THE PROBLEM: Exact reproduction is required for all entries.

EXCERPTED RECORDS:
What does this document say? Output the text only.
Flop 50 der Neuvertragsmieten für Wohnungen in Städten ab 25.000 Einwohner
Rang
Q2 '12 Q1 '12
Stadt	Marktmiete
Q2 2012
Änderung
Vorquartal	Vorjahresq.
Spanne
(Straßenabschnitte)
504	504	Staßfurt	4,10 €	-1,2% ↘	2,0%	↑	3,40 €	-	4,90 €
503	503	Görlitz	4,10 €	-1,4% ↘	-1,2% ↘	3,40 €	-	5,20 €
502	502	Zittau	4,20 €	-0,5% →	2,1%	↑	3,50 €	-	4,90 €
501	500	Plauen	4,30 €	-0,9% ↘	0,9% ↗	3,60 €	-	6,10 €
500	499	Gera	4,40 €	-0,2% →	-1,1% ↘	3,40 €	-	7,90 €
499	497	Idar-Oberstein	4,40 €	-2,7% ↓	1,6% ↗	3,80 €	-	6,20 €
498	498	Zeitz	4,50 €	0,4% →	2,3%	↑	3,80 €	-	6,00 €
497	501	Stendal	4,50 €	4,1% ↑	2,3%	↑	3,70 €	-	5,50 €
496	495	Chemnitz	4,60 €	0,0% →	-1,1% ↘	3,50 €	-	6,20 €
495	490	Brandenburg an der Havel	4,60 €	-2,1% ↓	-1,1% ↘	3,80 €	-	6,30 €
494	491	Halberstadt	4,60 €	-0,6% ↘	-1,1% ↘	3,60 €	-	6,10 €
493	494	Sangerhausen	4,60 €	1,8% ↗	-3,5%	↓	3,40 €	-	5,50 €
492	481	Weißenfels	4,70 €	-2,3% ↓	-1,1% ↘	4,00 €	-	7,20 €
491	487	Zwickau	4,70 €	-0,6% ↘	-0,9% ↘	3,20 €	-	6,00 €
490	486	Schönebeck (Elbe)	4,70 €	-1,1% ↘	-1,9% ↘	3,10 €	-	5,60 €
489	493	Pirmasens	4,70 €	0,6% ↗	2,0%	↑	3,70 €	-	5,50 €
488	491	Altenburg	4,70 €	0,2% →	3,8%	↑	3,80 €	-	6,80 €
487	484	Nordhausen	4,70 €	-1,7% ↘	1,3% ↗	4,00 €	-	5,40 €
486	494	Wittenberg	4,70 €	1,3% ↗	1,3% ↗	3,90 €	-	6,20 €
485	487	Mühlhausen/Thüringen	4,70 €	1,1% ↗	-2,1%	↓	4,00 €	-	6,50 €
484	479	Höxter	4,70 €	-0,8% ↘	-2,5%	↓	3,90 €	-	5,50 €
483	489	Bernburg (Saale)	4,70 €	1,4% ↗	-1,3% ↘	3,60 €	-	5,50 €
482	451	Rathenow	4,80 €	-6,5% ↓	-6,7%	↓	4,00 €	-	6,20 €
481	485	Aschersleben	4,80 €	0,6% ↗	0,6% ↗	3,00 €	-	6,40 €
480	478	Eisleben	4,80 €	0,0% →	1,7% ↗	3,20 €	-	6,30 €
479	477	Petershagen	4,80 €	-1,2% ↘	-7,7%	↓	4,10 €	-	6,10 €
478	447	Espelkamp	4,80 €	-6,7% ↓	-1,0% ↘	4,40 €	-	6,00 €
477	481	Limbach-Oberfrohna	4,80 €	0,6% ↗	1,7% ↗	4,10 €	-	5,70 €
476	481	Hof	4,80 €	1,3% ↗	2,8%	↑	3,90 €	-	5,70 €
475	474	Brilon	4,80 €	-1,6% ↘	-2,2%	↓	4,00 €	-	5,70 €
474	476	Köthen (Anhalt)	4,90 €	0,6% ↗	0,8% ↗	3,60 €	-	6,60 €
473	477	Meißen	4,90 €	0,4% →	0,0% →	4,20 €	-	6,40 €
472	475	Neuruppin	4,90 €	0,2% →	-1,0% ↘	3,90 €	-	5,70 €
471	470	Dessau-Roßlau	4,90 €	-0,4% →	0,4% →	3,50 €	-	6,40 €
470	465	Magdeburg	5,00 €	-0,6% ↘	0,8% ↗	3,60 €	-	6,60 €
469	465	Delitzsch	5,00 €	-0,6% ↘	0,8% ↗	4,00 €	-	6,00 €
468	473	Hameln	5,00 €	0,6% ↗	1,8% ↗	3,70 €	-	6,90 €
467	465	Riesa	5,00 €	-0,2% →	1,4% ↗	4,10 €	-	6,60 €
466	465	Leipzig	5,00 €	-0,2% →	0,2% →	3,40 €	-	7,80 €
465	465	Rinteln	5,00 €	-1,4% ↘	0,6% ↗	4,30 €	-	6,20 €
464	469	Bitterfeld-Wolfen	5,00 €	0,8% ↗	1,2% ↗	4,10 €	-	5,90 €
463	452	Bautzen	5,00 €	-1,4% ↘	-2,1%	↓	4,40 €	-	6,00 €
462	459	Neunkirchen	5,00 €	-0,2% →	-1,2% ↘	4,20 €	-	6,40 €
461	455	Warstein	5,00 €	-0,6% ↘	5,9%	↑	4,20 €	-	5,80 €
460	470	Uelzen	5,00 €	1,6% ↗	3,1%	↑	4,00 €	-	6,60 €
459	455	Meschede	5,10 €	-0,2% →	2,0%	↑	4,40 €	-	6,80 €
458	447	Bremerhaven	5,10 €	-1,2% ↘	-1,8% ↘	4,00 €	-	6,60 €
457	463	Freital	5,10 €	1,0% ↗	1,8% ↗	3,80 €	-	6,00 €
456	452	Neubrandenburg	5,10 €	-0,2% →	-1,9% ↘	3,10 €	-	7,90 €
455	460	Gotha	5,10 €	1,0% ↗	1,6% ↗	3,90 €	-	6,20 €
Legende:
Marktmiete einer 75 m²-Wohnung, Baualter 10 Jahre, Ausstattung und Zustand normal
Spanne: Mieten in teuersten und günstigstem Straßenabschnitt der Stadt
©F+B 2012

FINAL RESULT:
What does this document say? Output the text only.
Flop 50 der Neuvertragsmieten für Wohnungen in Städten ab 25.000 Einwohner
Rang
Q2 '12 Q1 '12
Stadt	Marktmiete
Q2 2012
Änderung
Vorquartal	Vorjahresq.
Spanne
(Straßenabschnitte)
504	504	Staßfurt	4,10 €	-1,2% ↘	2,0%	↑	3,40 €	-	4,90 €
503	503	Görlitz	4,10 €	-1,4% ↘	-1,2% ↘	3,40 €	-	5,20 €
502	502	Zittau	4,20 €	-0,5% →	2,1%	↑	3,50 €	-	4,90 €
501	500	Plauen	4,30 €	-0,9% ↘	0,9% ↗	3,60 €	-	6,10 €
500	499	Gera	4,40 €	-0,2% →	-1,1% ↘	3,40 €	-	7,90 €
499	497	Idar-Oberstein	4,40 €	-2,7% ↓	1,6% ↗	3,80 €	-	6,20 €
498	498	Zeitz	4,50 €	0,4% →	2,3%	↑	3,80 €	-	6,00 €
497	501	Stendal	4,50 €	4,1% ↑	2,3%	↑	3,70 €	-	5,50 €
496	495	Chemnitz	4,60 €	0,0% →	-1,1% ↘	3,50 €	-	6,20 €
495	490	Brandenburg an der Havel	4,60 €	-2,1% ↓	-1,1% ↘	3,80 €	-	6,30 €
494	491	Halberstadt	4,60 €	-0,6% ↘	-1,1% ↘	3,60 €	-	6,10 €
493	494	Sangerhausen	4,60 €	1,8% ↗	-3,5%	↓	3,40 €	-	5,50 €
492	481	Weißenfels	4,70 €	-2,3% ↓	-1,1% ↘	4,00 €	-	7,20 €
491	487	Zwickau	4,70 €	-0,6% ↘	-0,9% ↘	3,20 €	-	6,00 €
490	486	Schönebeck (Elbe)	4,70 €	-1,1% ↘	-1,9% ↘	3,10 €	-	5,60 €
489	493	Pirmasens	4,70 €	0,6% ↗	2,0%	↑	3,70 €	-	5,50 €
488	491	Altenburg	4,70 €	0,2% →	3,8%	↑	3,80 €	-	6,80 €
487	484	Nordhausen	4,70 €	-1,7% ↘	1,3% ↗	4,00 €	-	5,40 €
486	494	Wittenberg	4,70 €	1,3% ↗	1,3% ↗	3,90 €	-	6,20 €
485	487	Mühlhausen/Thüringen	4,70 €	1,1% ↗	-2,1%	↓	4,00 €	-	6,50 €
484	479	Höxter	4,70 €	-0,8% ↘	-2,5%	↓	3,90 €	-	5,50 €
483	489	Bernburg (Saale)	4,70 €	1,4% ↗	-1,3% ↘	3,60 €	-	5,50 €
482	451	Rathenow	4,80 €	-6,5% ↓	-6,7%	↓	4,00 €	-	6,20 €
481	485	Aschersleben	4,80 €	0,6% ↗	0,6% ↗	3,00 €	-	6,40 €
480	478	Eisleben	4,80 €	0,0% →	1,7% ↗	3,20 €	-	6,30 €
479	477	Petershagen	4,80 €	-1,2% ↘	-7,7%	↓	4,10 €	-	6,10 €
478	447	Espelkamp	4,80 €	-6,7% ↓	-1,0% ↘	4,40 €	-	6,00 €
477	481	Limbach-Oberfrohna	4,80 €	0,6% ↗	1,7% ↗	4,10 €	-	5,70 €
476	481	Hof	4,80 €	1,3% ↗	2,8%	↑	3,90 €	-	5,70 €
475	474	Brilon	4,80 €	-1,6% ↘	-2,2%	↓	4,00 €	-	5,70 €
474	476	Köthen (Anhalt)	4,90 €	0,6% ↗	0,8% ↗	3,60 €	-	6,60 €
473	477	Meißen	4,90 €	0,4% →	0,0% →	4,20 €	-	6,40 €
472	475	Neuruppin	4,90 €	0,2% →	-1,0% ↘	3,90 €	-	5,70 €
471	470	Dessau-Roßlau	4,90 €	-0,4% →	0,4% →	3,50 €	-	6,40 €
470	465	Magdeburg	5,00 €	-0,6% ↘	0,8% ↗	3,60 €	-	6,60 €
469	465	Delitzsch	5,00 €	-0,6% ↘	0,8% ↗	4,00 €	-	6,00 €
468	473	Hameln	5,00 €	0,6% ↗	1,8% ↗	3,70 €	-	6,90 €
467	465	Riesa	5,00 €	-0,2% →	1,4% ↗	4,10 €	-	6,60 €
466	465	Leipzig	5,00 €	-0,2% →	0,2% →	3,40 €	-	7,80 €
465	465	Rinteln	5,00 €	-1,4% ↘	0,6% ↗	4,30 €	-	6,20 €
464	469	Bitterfeld-Wolfen	5,00 €	0,8% ↗	1,2% ↗	4,10 €	-	5,90 €
463	452	Bautzen	5,00 €	-1,4% ↘	-2,1%	↓	4,40 €	-	6,00 €
462	459	Neunkirchen	5,00 €	-0,2% →	-1,2% ↘	4,20 €	-	6,40 €
461	455	Warstein	5,00 €	-0,6% ↘	5,9%	↑	4,20 €	-	5,80 €
460	470	Uelzen	5,00 €	1,6% ↗	3,1%	↑	4,00 €	-	6,60 €
459	455	Meschede	5,10 €	-0,2% →	2,0%	↑	4,40 €	-	6,80 €
458	447	Bremerhaven	5,10 €	-1,2% ↘	-1,8% ↘	4,00 €	-	6,60 €
457	463	Freital	5,10 €	1,0% ↗	1,8% ↗	3,80 €	-	6,00 €
456	452	Neubrandenburg	5,10 €	-0,2% →	-1,9% ↘	3,10 €	-	7,90 €
455	460	Gotha	5,10 €	1,0% ↗	1,6% ↗	3,90 €	-	6,20 €
Legende:
Marktmiete einer 75 m²-Wohnung, Baualter 10 Jahre, Ausstattung und Zustand normal
Spanne: Mieten in teuersten und günstigstem Straßenabschnitt der Stadt
©F+B 2012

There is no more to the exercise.